Data excerpts

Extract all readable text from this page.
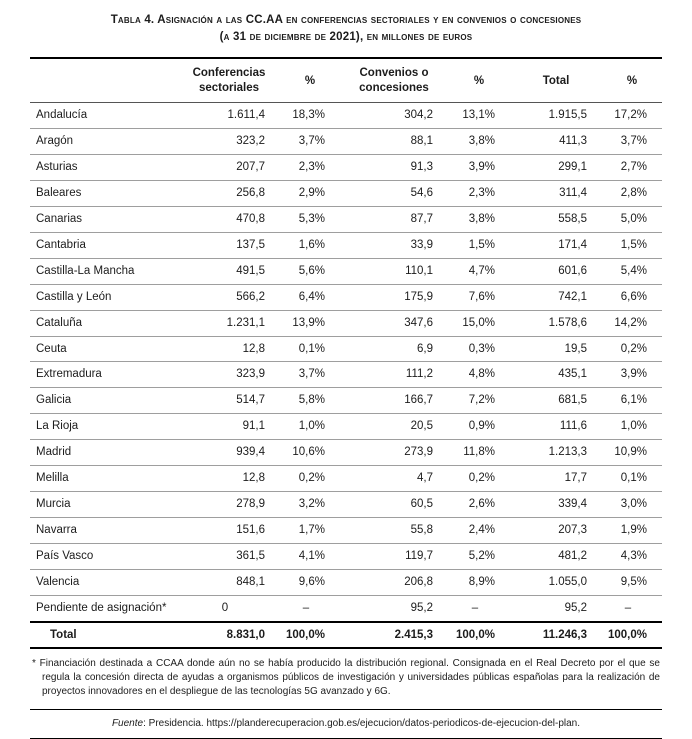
Tabla 4. Asignación a las CC.AA en conferencias sectoriales y en convenios o concesiones
(a 31 de diciembre de 2021), en millones de euros
	Conferencias sectoriales	%	Convenios o concesiones	%	Total	%
Andalucía	1.611,4	18,3%	304,2	13,1%	1.915,5	17,2%
Aragón	323,2	3,7%	88,1	3,8%	411,3	3,7%
Asturias	207,7	2,3%	91,3	3,9%	299,1	2,7%
Baleares	256,8	2,9%	54,6	2,3%	311,4	2,8%
Canarias	470,8	5,3%	87,7	3,8%	558,5	5,0%
Cantabria	137,5	1,6%	33,9	1,5%	171,4	1,5%
Castilla-La Mancha	491,5	5,6%	110,1	4,7%	601,6	5,4%
Castilla y León	566,2	6,4%	175,9	7,6%	742,1	6,6%
Cataluña	1.231,1	13,9%	347,6	15,0%	1.578,6	14,2%
Ceuta	12,8	0,1%	6,9	0,3%	19,5	0,2%
Extremadura	323,9	3,7%	111,2	4,8%	435,1	3,9%
Galicia	514,7	5,8%	166,7	7,2%	681,5	6,1%
La Rioja	91,1	1,0%	20,5	0,9%	111,6	1,0%
Madrid	939,4	10,6%	273,9	11,8%	1.213,3	10,9%
Melilla	12,8	0,2%	4,7	0,2%	17,7	0,1%
Murcia	278,9	3,2%	60,5	2,6%	339,4	3,0%
Navarra	151,6	1,7%	55,8	2,4%	207,3	1,9%
País Vasco	361,5	4,1%	119,7	5,2%	481,2	4,3%
Valencia	848,1	9,6%	206,8	8,9%	1.055,0	9,5%
Pendiente de asignación*	0	–	95,2	–	95,2	–
Total	8.831,0	100,0%	2.415,3	100,0%	11.246,3	100,0%
* Financiación destinada a CCAA donde aún no se había producido la distribución regional. Consignada en el Real Decreto por el que se regula la concesión directa de ayudas a organismos públicos de investigación y universidades públicas españolas para la realización de proyectos innovadores en el despliegue de las tecnologías 5G avanzado y 6G.
Fuente: Presidencia. https://planderecuperacion.gob.es/ejecucion/datos-periodicos-de-ejecucion-del-plan.
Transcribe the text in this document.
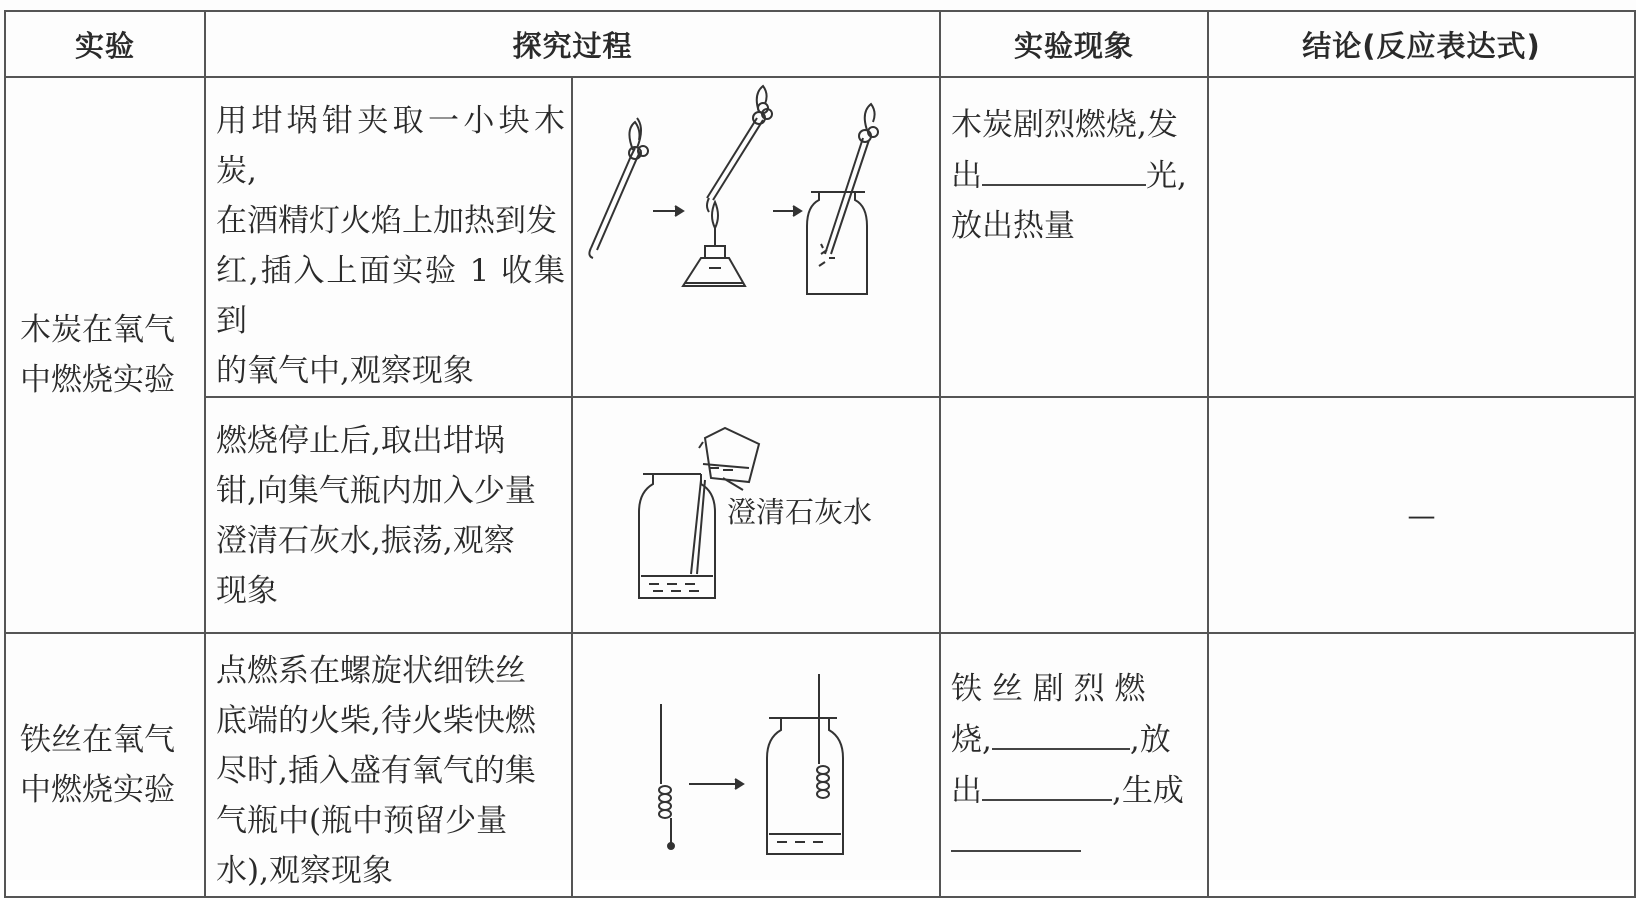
实验	探究过程		实验现象	结论(反应表达式)

木炭在氧气
中燃烧实验	用坩埚钳夹取一小块木炭,
在酒精灯火焰上加热到发
红,插入上面实验 1 收集到
的氧气中,观察现象		木炭剧烈燃烧,发
出 光,
放出热量	

	燃烧停止后,取出坩埚
钳,向集气瓶内加入少量
澄清石灰水,振荡,观察
现象	澄清石灰水		—

铁丝在氧气
中燃烧实验	点燃系在螺旋状细铁丝
底端的火柴,待火柴快燃
尽时,插入盛有氧气的集
气瓶中(瓶中预留少量
水),观察现象		铁 丝 剧 烈 燃
烧, ,放
出 ,生成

Your instructions>
Your task is to return the entries above exactly, with no pictures.

Expected answer>
Extract all readable text from this page.
Tabla 4. Asignación a las CC.AA en conferencias sectoriales y en convenios o concesiones
(a 31 de diciembre de 2021), en millones de euros
	Conferencias sectoriales	%	Convenios o concesiones	%	Total	%
Andalucía	1.611,4	18,3%	304,2	13,1%	1.915,5	17,2%
Aragón	323,2	3,7%	88,1	3,8%	411,3	3,7%
Asturias	207,7	2,3%	91,3	3,9%	299,1	2,7%
Baleares	256,8	2,9%	54,6	2,3%	311,4	2,8%
Canarias	470,8	5,3%	87,7	3,8%	558,5	5,0%
Cantabria	137,5	1,6%	33,9	1,5%	171,4	1,5%
Castilla-La Mancha	491,5	5,6%	110,1	4,7%	601,6	5,4%
Castilla y León	566,2	6,4%	175,9	7,6%	742,1	6,6%
Cataluña	1.231,1	13,9%	347,6	15,0%	1.578,6	14,2%
Ceuta	12,8	0,1%	6,9	0,3%	19,5	0,2%
Extremadura	323,9	3,7%	111,2	4,8%	435,1	3,9%
Galicia	514,7	5,8%	166,7	7,2%	681,5	6,1%
La Rioja	91,1	1,0%	20,5	0,9%	111,6	1,0%
Madrid	939,4	10,6%	273,9	11,8%	1.213,3	10,9%
Melilla	12,8	0,2%	4,7	0,2%	17,7	0,1%
Murcia	278,9	3,2%	60,5	2,6%	339,4	3,0%
Navarra	151,6	1,7%	55,8	2,4%	207,3	1,9%
País Vasco	361,5	4,1%	119,7	5,2%	481,2	4,3%
Valencia	848,1	9,6%	206,8	8,9%	1.055,0	9,5%
Pendiente de asignación*	0	–	95,2	–	95,2	–
Total	8.831,0	100,0%	2.415,3	100,0%	11.246,3	100,0%
* Financiación destinada a CCAA donde aún no se había producido la distribución regional. Consignada en el Real Decreto por el que se regula la concesión directa de ayudas a organismos públicos de investigación y universidades públicas españolas para la realización de proyectos innovadores en el despliegue de las tecnologías 5G avanzado y 6G.
Fuente: Presidencia. https://planderecuperacion.gob.es/ejecucion/datos-periodicos-de-ejecucion-del-plan.
Transcribe the text in this document.
实验	探究过程		实验现象	结论(反应表达式)

木炭在氧气
中燃烧实验	用坩埚钳夹取一小块木炭,
在酒精灯火焰上加热到发
红,插入上面实验 1 收集到
的氧气中,观察现象		木炭剧烈燃烧,发
出 光,
放出热量	

	燃烧停止后,取出坩埚
钳,向集气瓶内加入少量
澄清石灰水,振荡,观察
现象	澄清石灰水		—

铁丝在氧气
中燃烧实验	点燃系在螺旋状细铁丝
底端的火柴,待火柴快燃
尽时,插入盛有氧气的集
气瓶中(瓶中预留少量
水),观察现象		铁 丝 剧 烈 燃
烧, ,放
出 ,生成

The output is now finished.